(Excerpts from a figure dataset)
+ + +

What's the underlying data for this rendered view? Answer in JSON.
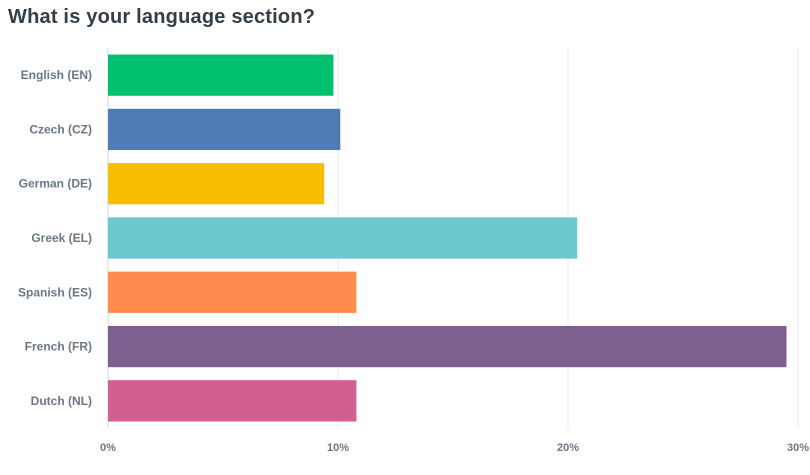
{
  "chart_data": {
    "type": "bar",
    "orientation": "horizontal",
    "title": "What is your language section?",
    "categories": [
      "English (EN)",
      "Czech (CZ)",
      "German (DE)",
      "Greek (EL)",
      "Spanish (ES)",
      "French (FR)",
      "Dutch (NL)"
    ],
    "values": [
      9.8,
      10.1,
      9.4,
      20.4,
      10.8,
      29.5,
      10.8
    ],
    "colors": [
      "#00bf6f",
      "#507cb6",
      "#f9be00",
      "#6bc8cd",
      "#ff8b4f",
      "#7f5f90",
      "#d25f90"
    ],
    "xlim": [
      0,
      30
    ],
    "xticks": [
      0,
      10,
      20,
      30
    ],
    "xtick_labels": [
      "0%",
      "10%",
      "20%",
      "30%"
    ],
    "xlabel": "",
    "ylabel": "",
    "grid": true
  }
}
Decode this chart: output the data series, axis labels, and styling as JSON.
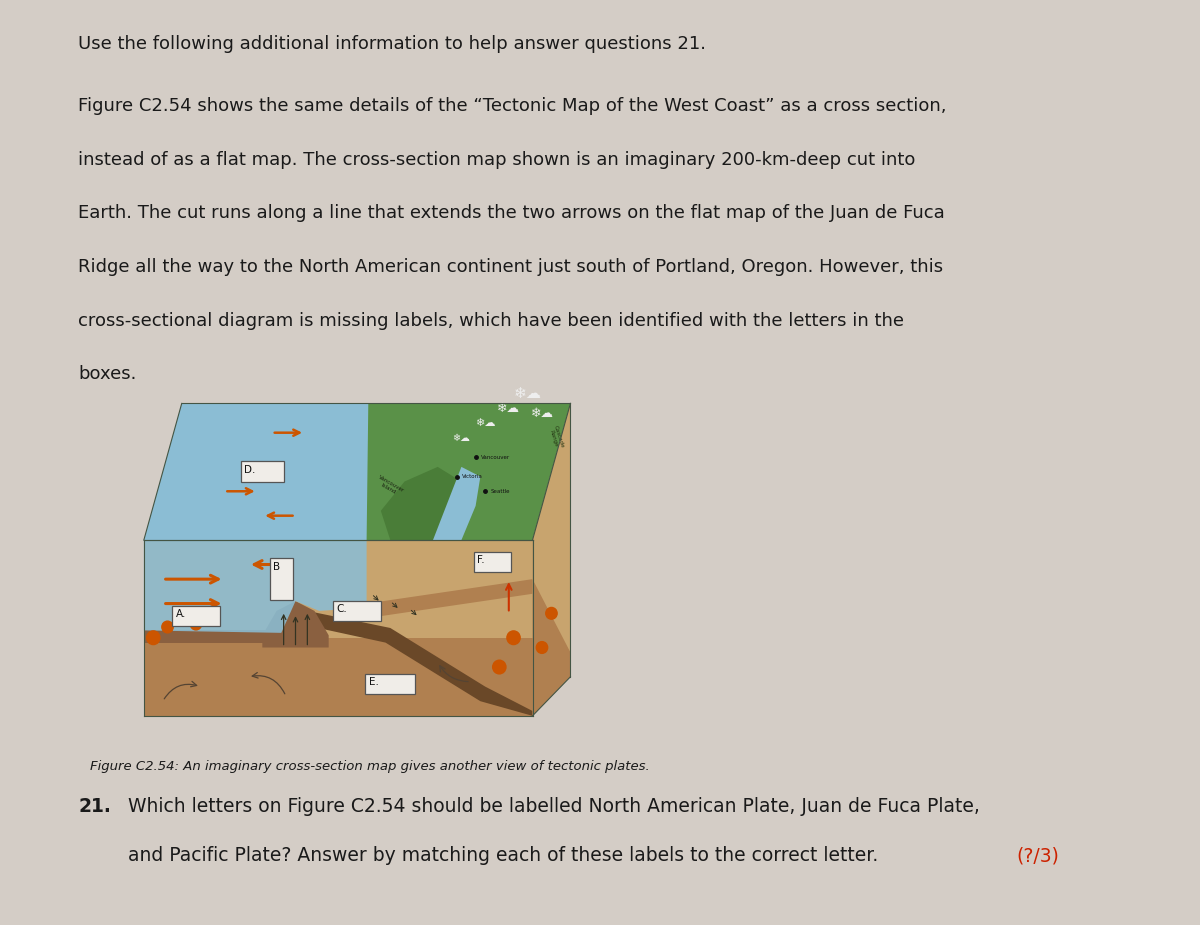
{
  "background_color": "#d4cdc6",
  "title_line1": "Use the following additional information to help answer questions 21.",
  "para_line1": "Figure C2.54 shows the same details of the “Tectonic Map of the West Coast” as a cross section,",
  "para_line2": "instead of as a flat map. The cross-section map shown is an imaginary 200-km-deep cut into",
  "para_line3": "Earth. The cut runs along a line that extends the two arrows on the flat map of the Juan de Fuca",
  "para_line4": "Ridge all the way to the North American continent just south of Portland, Oregon. However, this",
  "para_line5": "cross-sectional diagram is missing labels, which have been identified with the letters in the",
  "para_line6": "boxes.",
  "figure_caption": "Figure C2.54: An imaginary cross-section map gives another view of tectonic plates.",
  "q_number": "21.",
  "q_line1": "Which letters on Figure C2.54 should be labelled North American Plate, Juan de Fuca Plate,",
  "q_line2": "and Pacific Plate? Answer by matching each of these labels to the correct letter.  ",
  "q_mark": "(?/3)",
  "text_color": "#1a1a1a",
  "q_mark_color": "#cc2200",
  "font_size_title": 13.0,
  "font_size_body": 13.0,
  "font_size_q": 13.5,
  "font_size_caption": 9.5,
  "ocean_top_color": "#8bbdd4",
  "ocean_front_color": "#8bbdd4",
  "land_color": "#5a9148",
  "land_dark_color": "#4a7d38",
  "brown_light": "#c8a46e",
  "brown_mid": "#b08050",
  "brown_dark": "#8a6040",
  "brown_darker": "#6a4828",
  "orange_arrow": "#cc5500",
  "red_hot": "#cc3300",
  "box_fill": "#f0ede8",
  "box_edge": "#555555"
}
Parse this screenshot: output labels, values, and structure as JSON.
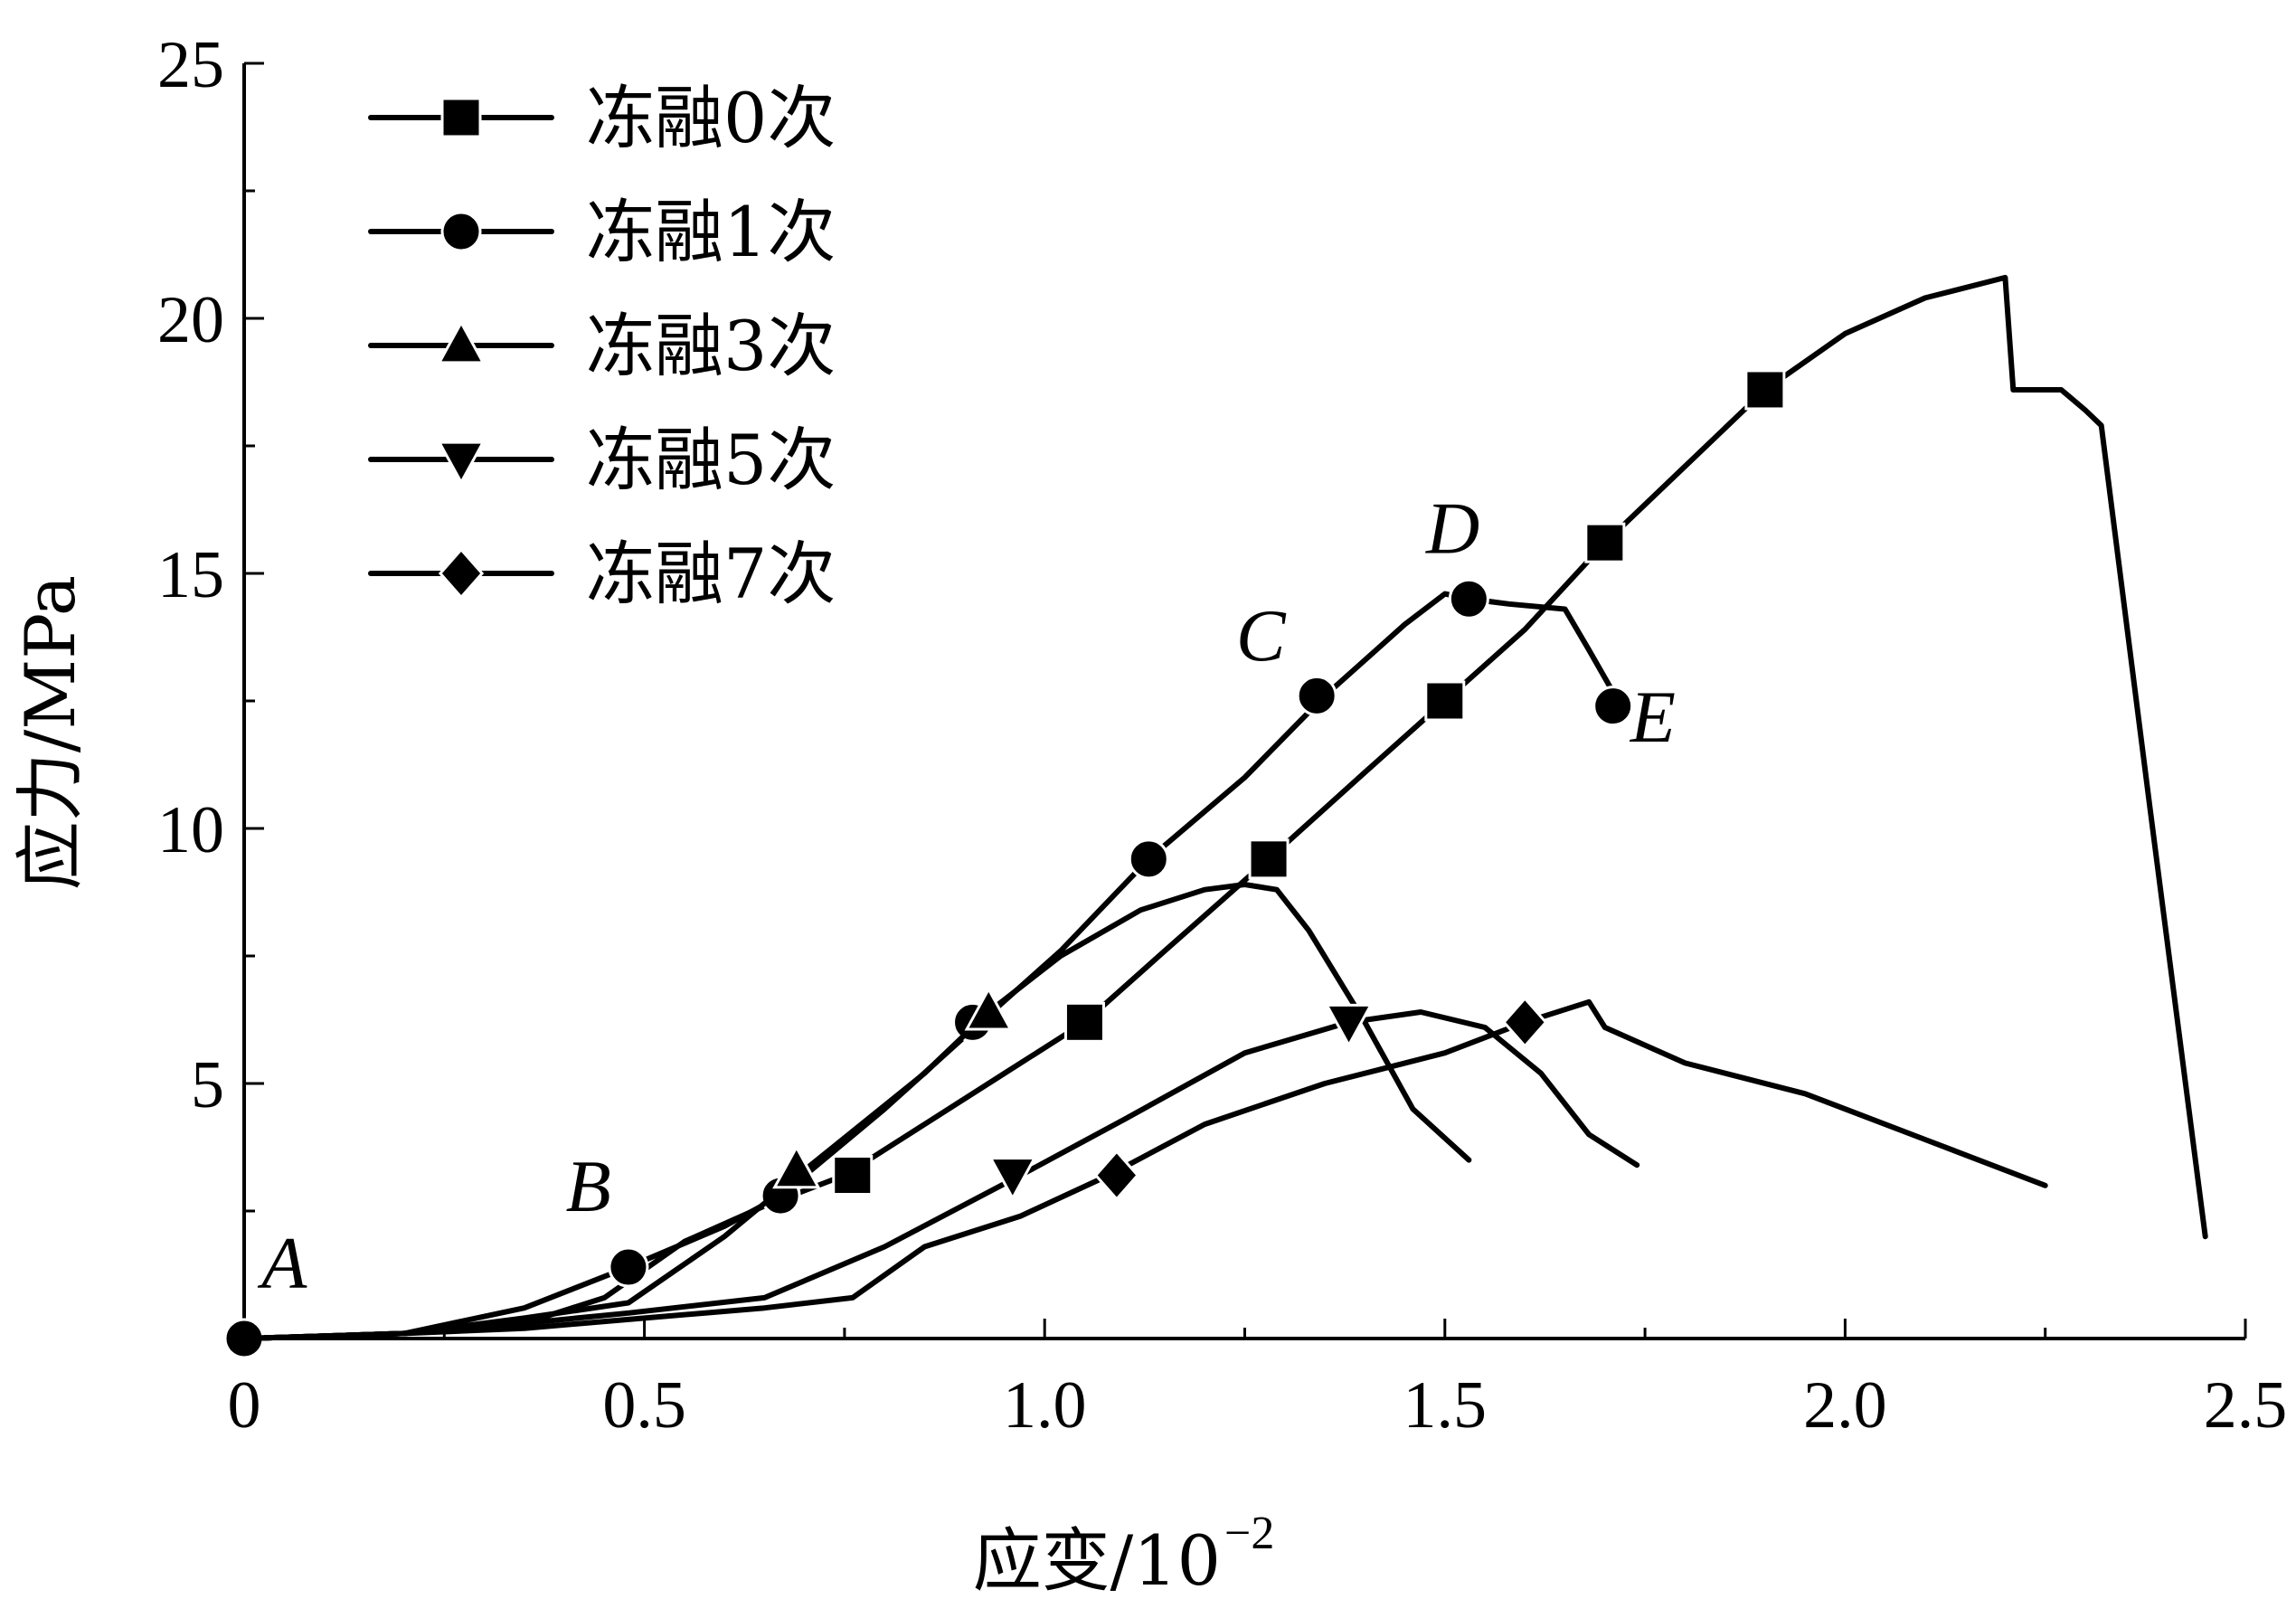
{
  "chart_data": {
    "type": "line",
    "title": "",
    "xlabel": "应变/10",
    "xlabel_exponent": "−2",
    "ylabel": "应力/MPa",
    "xlim": [
      0,
      2.5
    ],
    "ylim": [
      0,
      25
    ],
    "x_ticks": [
      0,
      0.5,
      1.0,
      1.5,
      2.0,
      2.5
    ],
    "x_tick_labels": [
      "0",
      "0.5",
      "1.0",
      "1.5",
      "2.0",
      "2.5"
    ],
    "y_ticks": [
      5,
      10,
      15,
      20,
      25
    ],
    "y_tick_labels": [
      "5",
      "10",
      "15",
      "20",
      "25"
    ],
    "grid": false,
    "legend_position": "top-left",
    "series": [
      {
        "name": "冻融0次",
        "marker": "square",
        "x": [
          0,
          0.2,
          0.35,
          0.45,
          0.55,
          0.65,
          0.75,
          0.85,
          0.95,
          1.05,
          1.15,
          1.28,
          1.4,
          1.5,
          1.6,
          1.7,
          1.8,
          1.9,
          2.0,
          2.1,
          2.2,
          2.21,
          2.27,
          2.3,
          2.32,
          2.38,
          2.45
        ],
        "y": [
          0,
          0.1,
          0.3,
          0.8,
          1.9,
          2.6,
          3.2,
          4.2,
          5.2,
          6.2,
          7.6,
          9.4,
          11.1,
          12.5,
          13.9,
          15.6,
          17.1,
          18.6,
          19.7,
          20.4,
          20.8,
          18.6,
          18.6,
          18.2,
          17.9,
          10.5,
          2.0
        ],
        "marker_x": [
          0.76,
          1.05,
          1.28,
          1.5,
          1.7,
          1.9
        ],
        "marker_y": [
          3.2,
          6.2,
          9.4,
          12.5,
          15.6,
          18.6
        ]
      },
      {
        "name": "冻融1次",
        "marker": "circle",
        "x": [
          0,
          0.2,
          0.35,
          0.48,
          0.6,
          0.67,
          0.8,
          0.92,
          1.02,
          1.13,
          1.25,
          1.35,
          1.45,
          1.5,
          1.53,
          1.58,
          1.65,
          1.68,
          1.72
        ],
        "y": [
          0,
          0.1,
          0.6,
          1.4,
          2.2,
          2.8,
          4.5,
          6.2,
          7.6,
          9.4,
          11.0,
          12.6,
          14.0,
          14.6,
          14.5,
          14.4,
          14.3,
          13.5,
          12.4
        ],
        "marker_x": [
          0,
          0.48,
          0.67,
          0.91,
          1.13,
          1.34,
          1.53,
          1.71
        ],
        "marker_y": [
          0,
          1.4,
          2.8,
          6.2,
          9.4,
          12.6,
          14.5,
          12.4
        ]
      },
      {
        "name": "冻融3次",
        "marker": "triangle-up",
        "x": [
          0,
          0.2,
          0.35,
          0.48,
          0.6,
          0.7,
          0.85,
          0.93,
          1.02,
          1.12,
          1.2,
          1.25,
          1.29,
          1.33,
          1.4,
          1.46,
          1.53
        ],
        "y": [
          0,
          0.1,
          0.4,
          0.7,
          2.0,
          3.3,
          5.2,
          6.4,
          7.5,
          8.4,
          8.8,
          8.9,
          8.8,
          8.0,
          6.2,
          4.5,
          3.5
        ],
        "marker_x": [
          0.69,
          0.93
        ],
        "marker_y": [
          3.3,
          6.4
        ]
      },
      {
        "name": "冻融5次",
        "marker": "triangle-down",
        "x": [
          0,
          0.2,
          0.35,
          0.48,
          0.65,
          0.8,
          0.97,
          1.1,
          1.25,
          1.38,
          1.47,
          1.55,
          1.62,
          1.68,
          1.74
        ],
        "y": [
          0,
          0.1,
          0.3,
          0.5,
          0.8,
          1.8,
          3.2,
          4.3,
          5.6,
          6.2,
          6.4,
          6.1,
          5.2,
          4.0,
          3.4
        ],
        "marker_x": [
          0.96,
          1.38
        ],
        "marker_y": [
          3.2,
          6.2
        ]
      },
      {
        "name": "冻融7次",
        "marker": "diamond",
        "x": [
          0,
          0.2,
          0.35,
          0.5,
          0.65,
          0.76,
          0.85,
          0.97,
          1.08,
          1.2,
          1.35,
          1.5,
          1.6,
          1.68,
          1.7,
          1.8,
          1.95,
          2.1,
          2.25
        ],
        "y": [
          0,
          0.1,
          0.2,
          0.4,
          0.6,
          0.8,
          1.8,
          2.4,
          3.2,
          4.2,
          5.0,
          5.6,
          6.2,
          6.6,
          6.1,
          5.4,
          4.8,
          3.9,
          3.0
        ],
        "marker_x": [
          1.09,
          1.6
        ],
        "marker_y": [
          3.2,
          6.2
        ]
      }
    ],
    "annotations": [
      {
        "text": "A",
        "x": 0.05,
        "y": 1.0
      },
      {
        "text": "B",
        "x": 0.43,
        "y": 2.5
      },
      {
        "text": "C",
        "x": 1.27,
        "y": 13.3
      },
      {
        "text": "D",
        "x": 1.51,
        "y": 15.4
      },
      {
        "text": "E",
        "x": 1.76,
        "y": 11.7
      }
    ]
  }
}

+ + +

Stated task →
Without the pictures, print the records in full, exactly as they appear.

Answer for the task →
What's the underlying data for this rendered view? Answer in JSON.
{
  "chart_data": {
    "type": "bar",
    "orientation": "horizontal",
    "title": "What is your language section?",
    "categories": [
      "English (EN)",
      "Czech (CZ)",
      "German (DE)",
      "Greek (EL)",
      "Spanish (ES)",
      "French (FR)",
      "Dutch (NL)"
    ],
    "values": [
      9.8,
      10.1,
      9.4,
      20.4,
      10.8,
      29.5,
      10.8
    ],
    "colors": [
      "#00bf6f",
      "#507cb6",
      "#f9be00",
      "#6bc8cd",
      "#ff8b4f",
      "#7f5f90",
      "#d25f90"
    ],
    "xlim": [
      0,
      30
    ],
    "xticks": [
      0,
      10,
      20,
      30
    ],
    "xtick_labels": [
      "0%",
      "10%",
      "20%",
      "30%"
    ],
    "xlabel": "",
    "ylabel": "",
    "grid": true
  }
}
Decode this chart: output the data series, axis labels, and styling as JSON.
{
  "background_color": "#d4cdc6",
  "title_line1": "Use the following additional information to help answer questions 21.",
  "para_line1": "Figure C2.54 shows the same details of the “Tectonic Map of the West Coast” as a cross section,",
  "para_line2": "instead of as a flat map. The cross-section map shown is an imaginary 200-km-deep cut into",
  "para_line3": "Earth. The cut runs along a line that extends the two arrows on the flat map of the Juan de Fuca",
  "para_line4": "Ridge all the way to the North American continent just south of Portland, Oregon. However, this",
  "para_line5": "cross-sectional diagram is missing labels, which have been identified with the letters in the",
  "para_line6": "boxes.",
  "figure_caption": "Figure C2.54: An imaginary cross-section map gives another view of tectonic plates.",
  "q_number": "21.",
  "q_line1": "Which letters on Figure C2.54 should be labelled North American Plate, Juan de Fuca Plate,",
  "q_line2": "and Pacific Plate? Answer by matching each of these labels to the correct letter.  ",
  "q_mark": "(?/3)",
  "text_color": "#1a1a1a",
  "q_mark_color": "#cc2200",
  "font_size_title": 13.0,
  "font_size_body": 13.0,
  "font_size_q": 13.5,
  "font_size_caption": 9.5,
  "ocean_top_color": "#8bbdd4",
  "ocean_front_color": "#8bbdd4",
  "land_color": "#5a9148",
  "land_dark_color": "#4a7d38",
  "brown_light": "#c8a46e",
  "brown_mid": "#b08050",
  "brown_dark": "#8a6040",
  "brown_darker": "#6a4828",
  "orange_arrow": "#cc5500",
  "red_hot": "#cc3300",
  "box_fill": "#f0ede8",
  "box_edge": "#555555"
}
Parse this screenshot: output labels, values, and structure as JSON.
{
  "chart_data": {
    "type": "line",
    "title": "",
    "xlabel": "应变/10",
    "xlabel_exponent": "−2",
    "ylabel": "应力/MPa",
    "xlim": [
      0,
      2.5
    ],
    "ylim": [
      0,
      25
    ],
    "x_ticks": [
      0,
      0.5,
      1.0,
      1.5,
      2.0,
      2.5
    ],
    "x_tick_labels": [
      "0",
      "0.5",
      "1.0",
      "1.5",
      "2.0",
      "2.5"
    ],
    "y_ticks": [
      5,
      10,
      15,
      20,
      25
    ],
    "y_tick_labels": [
      "5",
      "10",
      "15",
      "20",
      "25"
    ],
    "grid": false,
    "legend_position": "top-left",
    "series": [
      {
        "name": "冻融0次",
        "marker": "square",
        "x": [
          0,
          0.2,
          0.35,
          0.45,
          0.55,
          0.65,
          0.75,
          0.85,
          0.95,
          1.05,
          1.15,
          1.28,
          1.4,
          1.5,
          1.6,
          1.7,
          1.8,
          1.9,
          2.0,
          2.1,
          2.2,
          2.21,
          2.27,
          2.3,
          2.32,
          2.38,
          2.45
        ],
        "y": [
          0,
          0.1,
          0.3,
          0.8,
          1.9,
          2.6,
          3.2,
          4.2,
          5.2,
          6.2,
          7.6,
          9.4,
          11.1,
          12.5,
          13.9,
          15.6,
          17.1,
          18.6,
          19.7,
          20.4,
          20.8,
          18.6,
          18.6,
          18.2,
          17.9,
          10.5,
          2.0
        ],
        "marker_x": [
          0.76,
          1.05,
          1.28,
          1.5,
          1.7,
          1.9
        ],
        "marker_y": [
          3.2,
          6.2,
          9.4,
          12.5,
          15.6,
          18.6
        ]
      },
      {
        "name": "冻融1次",
        "marker": "circle",
        "x": [
          0,
          0.2,
          0.35,
          0.48,
          0.6,
          0.67,
          0.8,
          0.92,
          1.02,
          1.13,
          1.25,
          1.35,
          1.45,
          1.5,
          1.53,
          1.58,
          1.65,
          1.68,
          1.72
        ],
        "y": [
          0,
          0.1,
          0.6,
          1.4,
          2.2,
          2.8,
          4.5,
          6.2,
          7.6,
          9.4,
          11.0,
          12.6,
          14.0,
          14.6,
          14.5,
          14.4,
          14.3,
          13.5,
          12.4
        ],
        "marker_x": [
          0,
          0.48,
          0.67,
          0.91,
          1.13,
          1.34,
          1.53,
          1.71
        ],
        "marker_y": [
          0,
          1.4,
          2.8,
          6.2,
          9.4,
          12.6,
          14.5,
          12.4
        ]
      },
      {
        "name": "冻融3次",
        "marker": "triangle-up",
        "x": [
          0,
          0.2,
          0.35,
          0.48,
          0.6,
          0.7,
          0.85,
          0.93,
          1.02,
          1.12,
          1.2,
          1.25,
          1.29,
          1.33,
          1.4,
          1.46,
          1.53
        ],
        "y": [
          0,
          0.1,
          0.4,
          0.7,
          2.0,
          3.3,
          5.2,
          6.4,
          7.5,
          8.4,
          8.8,
          8.9,
          8.8,
          8.0,
          6.2,
          4.5,
          3.5
        ],
        "marker_x": [
          0.69,
          0.93
        ],
        "marker_y": [
          3.3,
          6.4
        ]
      },
      {
        "name": "冻融5次",
        "marker": "triangle-down",
        "x": [
          0,
          0.2,
          0.35,
          0.48,
          0.65,
          0.8,
          0.97,
          1.1,
          1.25,
          1.38,
          1.47,
          1.55,
          1.62,
          1.68,
          1.74
        ],
        "y": [
          0,
          0.1,
          0.3,
          0.5,
          0.8,
          1.8,
          3.2,
          4.3,
          5.6,
          6.2,
          6.4,
          6.1,
          5.2,
          4.0,
          3.4
        ],
        "marker_x": [
          0.96,
          1.38
        ],
        "marker_y": [
          3.2,
          6.2
        ]
      },
      {
        "name": "冻融7次",
        "marker": "diamond",
        "x": [
          0,
          0.2,
          0.35,
          0.5,
          0.65,
          0.76,
          0.85,
          0.97,
          1.08,
          1.2,
          1.35,
          1.5,
          1.6,
          1.68,
          1.7,
          1.8,
          1.95,
          2.1,
          2.25
        ],
        "y": [
          0,
          0.1,
          0.2,
          0.4,
          0.6,
          0.8,
          1.8,
          2.4,
          3.2,
          4.2,
          5.0,
          5.6,
          6.2,
          6.6,
          6.1,
          5.4,
          4.8,
          3.9,
          3.0
        ],
        "marker_x": [
          1.09,
          1.6
        ],
        "marker_y": [
          3.2,
          6.2
        ]
      }
    ],
    "annotations": [
      {
        "text": "A",
        "x": 0.05,
        "y": 1.0
      },
      {
        "text": "B",
        "x": 0.43,
        "y": 2.5
      },
      {
        "text": "C",
        "x": 1.27,
        "y": 13.3
      },
      {
        "text": "D",
        "x": 1.51,
        "y": 15.4
      },
      {
        "text": "E",
        "x": 1.76,
        "y": 11.7
      }
    ]
  }
}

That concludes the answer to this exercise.